▸ **Prompt**:
Look through the data below and count each line where the word "binary" appears. Reply with the count alone.
* * * * *
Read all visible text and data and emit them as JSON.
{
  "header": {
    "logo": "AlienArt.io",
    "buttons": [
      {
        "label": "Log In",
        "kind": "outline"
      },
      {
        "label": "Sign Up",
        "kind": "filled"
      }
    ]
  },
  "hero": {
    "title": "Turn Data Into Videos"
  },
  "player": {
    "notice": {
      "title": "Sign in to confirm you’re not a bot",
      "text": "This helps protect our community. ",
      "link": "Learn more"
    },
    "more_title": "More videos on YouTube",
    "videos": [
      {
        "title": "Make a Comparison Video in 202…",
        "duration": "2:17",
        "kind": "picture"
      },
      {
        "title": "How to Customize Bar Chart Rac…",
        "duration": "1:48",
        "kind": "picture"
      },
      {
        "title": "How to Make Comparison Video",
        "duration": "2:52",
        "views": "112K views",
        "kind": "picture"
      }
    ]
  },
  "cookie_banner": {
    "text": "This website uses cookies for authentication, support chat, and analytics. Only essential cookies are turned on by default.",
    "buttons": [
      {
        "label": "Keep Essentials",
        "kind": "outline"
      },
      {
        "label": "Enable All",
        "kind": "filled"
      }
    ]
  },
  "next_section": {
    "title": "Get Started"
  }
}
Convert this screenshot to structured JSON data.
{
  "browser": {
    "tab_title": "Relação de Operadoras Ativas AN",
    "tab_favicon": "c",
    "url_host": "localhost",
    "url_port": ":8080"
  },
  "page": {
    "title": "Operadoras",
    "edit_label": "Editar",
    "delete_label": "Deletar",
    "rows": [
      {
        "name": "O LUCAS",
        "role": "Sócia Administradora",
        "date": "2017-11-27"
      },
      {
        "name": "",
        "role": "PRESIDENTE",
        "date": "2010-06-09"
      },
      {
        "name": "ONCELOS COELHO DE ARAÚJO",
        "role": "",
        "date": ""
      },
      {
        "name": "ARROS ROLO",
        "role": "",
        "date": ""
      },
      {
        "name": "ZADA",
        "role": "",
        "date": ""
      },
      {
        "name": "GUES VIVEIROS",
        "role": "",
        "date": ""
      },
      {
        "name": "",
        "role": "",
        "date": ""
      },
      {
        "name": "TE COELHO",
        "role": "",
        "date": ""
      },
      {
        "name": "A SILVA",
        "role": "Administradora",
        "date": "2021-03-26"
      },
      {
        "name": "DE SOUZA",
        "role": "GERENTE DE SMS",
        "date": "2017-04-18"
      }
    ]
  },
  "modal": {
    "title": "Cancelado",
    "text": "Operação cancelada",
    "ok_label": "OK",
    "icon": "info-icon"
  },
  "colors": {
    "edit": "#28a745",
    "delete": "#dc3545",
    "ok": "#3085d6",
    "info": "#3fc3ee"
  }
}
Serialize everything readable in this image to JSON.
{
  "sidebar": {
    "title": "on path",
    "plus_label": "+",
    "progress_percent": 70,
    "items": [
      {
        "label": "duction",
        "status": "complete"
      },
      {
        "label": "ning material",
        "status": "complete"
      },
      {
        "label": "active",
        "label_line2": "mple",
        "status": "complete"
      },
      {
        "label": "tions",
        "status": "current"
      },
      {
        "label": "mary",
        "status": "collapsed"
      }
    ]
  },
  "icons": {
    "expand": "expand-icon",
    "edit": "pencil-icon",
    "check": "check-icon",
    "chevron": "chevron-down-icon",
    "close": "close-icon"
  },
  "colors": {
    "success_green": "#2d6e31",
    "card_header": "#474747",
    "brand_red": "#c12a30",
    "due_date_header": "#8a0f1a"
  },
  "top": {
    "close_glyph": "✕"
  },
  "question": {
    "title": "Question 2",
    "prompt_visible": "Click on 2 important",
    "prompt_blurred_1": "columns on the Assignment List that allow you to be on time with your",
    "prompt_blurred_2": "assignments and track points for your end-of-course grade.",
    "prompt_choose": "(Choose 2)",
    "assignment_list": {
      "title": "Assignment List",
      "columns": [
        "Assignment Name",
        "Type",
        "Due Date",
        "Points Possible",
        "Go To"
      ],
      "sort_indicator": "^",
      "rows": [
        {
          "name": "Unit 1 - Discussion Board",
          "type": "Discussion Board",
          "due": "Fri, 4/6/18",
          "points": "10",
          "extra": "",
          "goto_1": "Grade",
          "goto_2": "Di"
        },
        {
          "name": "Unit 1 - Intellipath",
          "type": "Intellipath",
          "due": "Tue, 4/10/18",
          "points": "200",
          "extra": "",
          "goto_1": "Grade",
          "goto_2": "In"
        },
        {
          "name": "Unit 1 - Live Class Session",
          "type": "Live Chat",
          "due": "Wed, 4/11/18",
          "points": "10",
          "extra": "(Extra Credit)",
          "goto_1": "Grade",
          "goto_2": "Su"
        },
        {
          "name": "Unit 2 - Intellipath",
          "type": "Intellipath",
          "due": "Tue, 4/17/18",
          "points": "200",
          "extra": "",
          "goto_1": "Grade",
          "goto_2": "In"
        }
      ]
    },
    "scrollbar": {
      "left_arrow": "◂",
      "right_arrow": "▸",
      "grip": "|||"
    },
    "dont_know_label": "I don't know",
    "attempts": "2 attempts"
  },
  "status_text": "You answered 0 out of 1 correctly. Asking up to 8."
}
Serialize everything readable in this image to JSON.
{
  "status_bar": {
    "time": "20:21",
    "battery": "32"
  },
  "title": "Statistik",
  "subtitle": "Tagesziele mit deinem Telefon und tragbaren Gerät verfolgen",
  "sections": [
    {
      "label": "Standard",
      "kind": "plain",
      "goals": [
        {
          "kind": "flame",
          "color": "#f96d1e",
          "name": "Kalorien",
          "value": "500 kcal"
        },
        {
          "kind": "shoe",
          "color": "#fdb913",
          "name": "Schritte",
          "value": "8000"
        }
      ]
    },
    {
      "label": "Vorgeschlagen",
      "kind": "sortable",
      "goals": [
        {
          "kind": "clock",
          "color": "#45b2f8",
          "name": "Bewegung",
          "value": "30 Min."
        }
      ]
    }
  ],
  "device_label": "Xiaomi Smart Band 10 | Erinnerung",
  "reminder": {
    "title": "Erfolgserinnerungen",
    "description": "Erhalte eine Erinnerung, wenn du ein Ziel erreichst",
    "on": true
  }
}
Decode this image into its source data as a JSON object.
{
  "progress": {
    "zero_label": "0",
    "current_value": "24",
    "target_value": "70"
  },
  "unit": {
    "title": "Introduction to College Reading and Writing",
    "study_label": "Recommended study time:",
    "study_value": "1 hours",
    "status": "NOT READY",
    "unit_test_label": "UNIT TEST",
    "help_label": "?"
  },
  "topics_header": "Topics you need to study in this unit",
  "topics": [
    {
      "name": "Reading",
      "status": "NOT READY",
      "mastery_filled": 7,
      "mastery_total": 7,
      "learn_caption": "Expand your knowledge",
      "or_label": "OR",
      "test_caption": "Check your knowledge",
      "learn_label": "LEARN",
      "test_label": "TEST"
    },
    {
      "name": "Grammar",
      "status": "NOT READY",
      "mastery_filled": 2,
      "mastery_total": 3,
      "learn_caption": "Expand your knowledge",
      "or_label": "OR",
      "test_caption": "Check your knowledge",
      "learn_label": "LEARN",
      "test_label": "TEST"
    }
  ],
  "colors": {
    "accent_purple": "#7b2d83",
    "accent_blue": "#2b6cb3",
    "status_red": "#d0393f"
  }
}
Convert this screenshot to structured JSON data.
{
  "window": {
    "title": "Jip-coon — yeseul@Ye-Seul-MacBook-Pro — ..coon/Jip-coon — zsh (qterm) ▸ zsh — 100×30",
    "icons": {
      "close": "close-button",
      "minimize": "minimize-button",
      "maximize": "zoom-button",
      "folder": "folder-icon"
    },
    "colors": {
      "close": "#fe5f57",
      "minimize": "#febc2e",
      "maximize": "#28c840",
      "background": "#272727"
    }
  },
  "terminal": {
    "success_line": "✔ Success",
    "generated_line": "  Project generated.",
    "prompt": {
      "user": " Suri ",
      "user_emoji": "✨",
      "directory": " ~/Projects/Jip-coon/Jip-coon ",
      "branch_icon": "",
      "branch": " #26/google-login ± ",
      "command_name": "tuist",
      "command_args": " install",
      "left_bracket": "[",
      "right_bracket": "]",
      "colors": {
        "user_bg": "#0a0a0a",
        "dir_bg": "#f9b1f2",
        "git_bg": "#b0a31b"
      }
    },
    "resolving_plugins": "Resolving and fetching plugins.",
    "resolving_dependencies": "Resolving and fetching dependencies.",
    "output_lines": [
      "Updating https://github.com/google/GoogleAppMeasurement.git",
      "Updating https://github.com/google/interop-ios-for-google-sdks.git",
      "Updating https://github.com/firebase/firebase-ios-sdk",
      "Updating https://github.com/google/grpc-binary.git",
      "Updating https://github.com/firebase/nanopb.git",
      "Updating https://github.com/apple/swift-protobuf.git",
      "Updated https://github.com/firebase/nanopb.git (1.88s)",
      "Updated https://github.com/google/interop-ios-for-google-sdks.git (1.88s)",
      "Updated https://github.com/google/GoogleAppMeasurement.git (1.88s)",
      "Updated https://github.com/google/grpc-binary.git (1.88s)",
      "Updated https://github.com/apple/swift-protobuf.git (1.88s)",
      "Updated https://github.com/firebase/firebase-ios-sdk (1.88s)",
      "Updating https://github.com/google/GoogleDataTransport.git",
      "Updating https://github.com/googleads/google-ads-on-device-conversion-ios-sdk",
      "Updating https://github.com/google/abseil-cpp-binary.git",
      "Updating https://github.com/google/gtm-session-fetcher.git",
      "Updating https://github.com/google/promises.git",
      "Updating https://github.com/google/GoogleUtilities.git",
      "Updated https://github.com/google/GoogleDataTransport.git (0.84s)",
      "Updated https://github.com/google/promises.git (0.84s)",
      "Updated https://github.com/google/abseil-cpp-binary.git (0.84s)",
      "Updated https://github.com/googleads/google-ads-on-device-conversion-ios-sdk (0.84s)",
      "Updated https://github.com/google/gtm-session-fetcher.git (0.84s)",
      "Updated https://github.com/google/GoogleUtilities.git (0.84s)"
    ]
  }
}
* * * * *
▸ **Result of this exercise**:
4